SHORT TASK
In the data below, find each line containing the string "Show" and return it.

DATA SUPPLIED
--- --- ---

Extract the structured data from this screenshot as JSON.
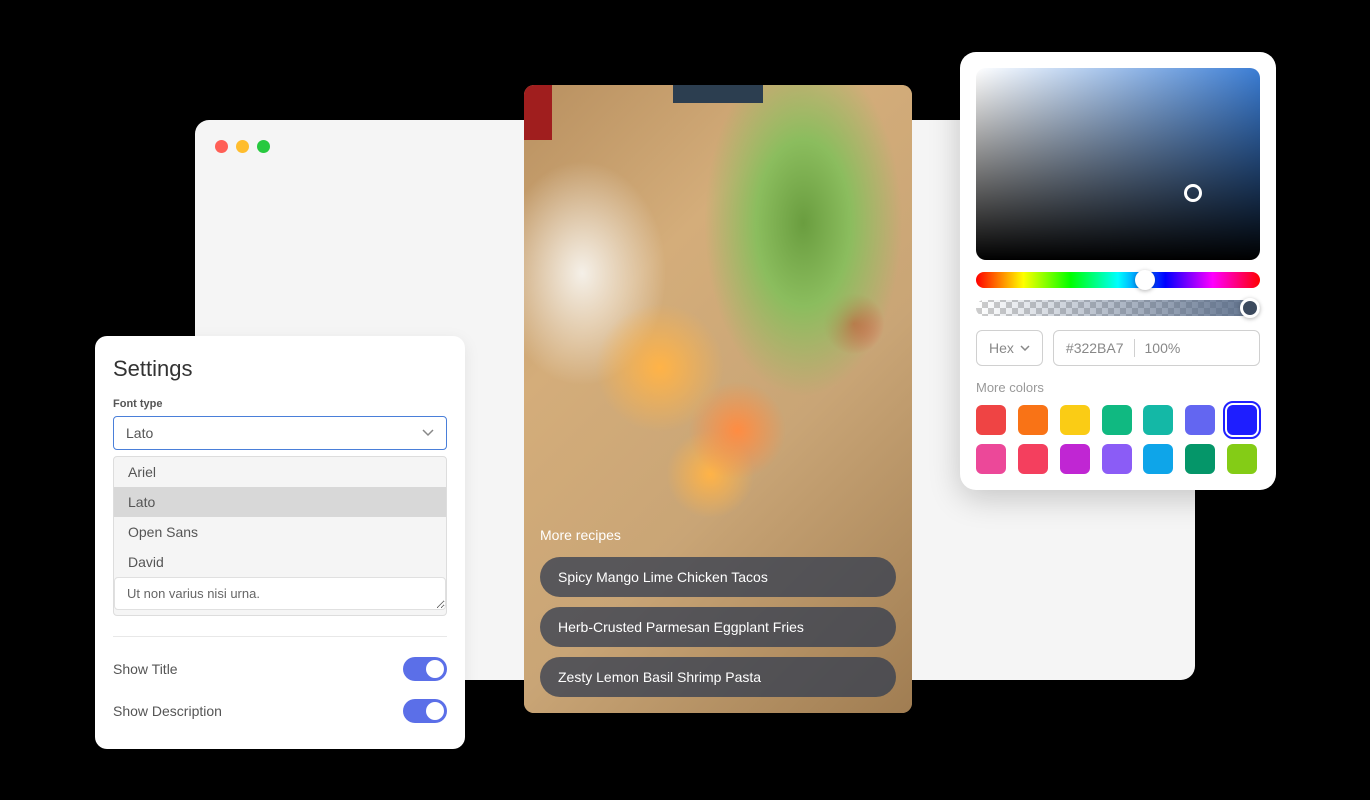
{
  "settings": {
    "title": "Settings",
    "font_label": "Font type",
    "selected_font": "Lato",
    "font_options": [
      "Ariel",
      "Lato",
      "Open Sans",
      "David"
    ],
    "textarea_value": "Ut non varius nisi urna.",
    "toggles": [
      {
        "label": "Show Title",
        "on": true
      },
      {
        "label": "Show Description",
        "on": true
      }
    ]
  },
  "recipes": {
    "heading": "More recipes",
    "items": [
      "Spicy Mango Lime Chicken Tacos",
      "Herb-Crusted Parmesan Eggplant Fries",
      "Zesty Lemon Basil Shrimp Pasta"
    ]
  },
  "color_picker": {
    "mode": "Hex",
    "hex": "#322BA7",
    "opacity": "100%",
    "more_colors_label": "More colors",
    "swatches": [
      "#ef4444",
      "#f97316",
      "#facc15",
      "#10b981",
      "#14b8a6",
      "#6366f1",
      "#1e1eff",
      "#ec4899",
      "#f43f5e",
      "#c026d3",
      "#8b5cf6",
      "#0ea5e9",
      "#059669",
      "#84cc16"
    ],
    "selected_swatch_index": 6
  }
}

--- --- ---

WRITTEN ANSWER
        "label": "Show Title",
        "label": "Show Description",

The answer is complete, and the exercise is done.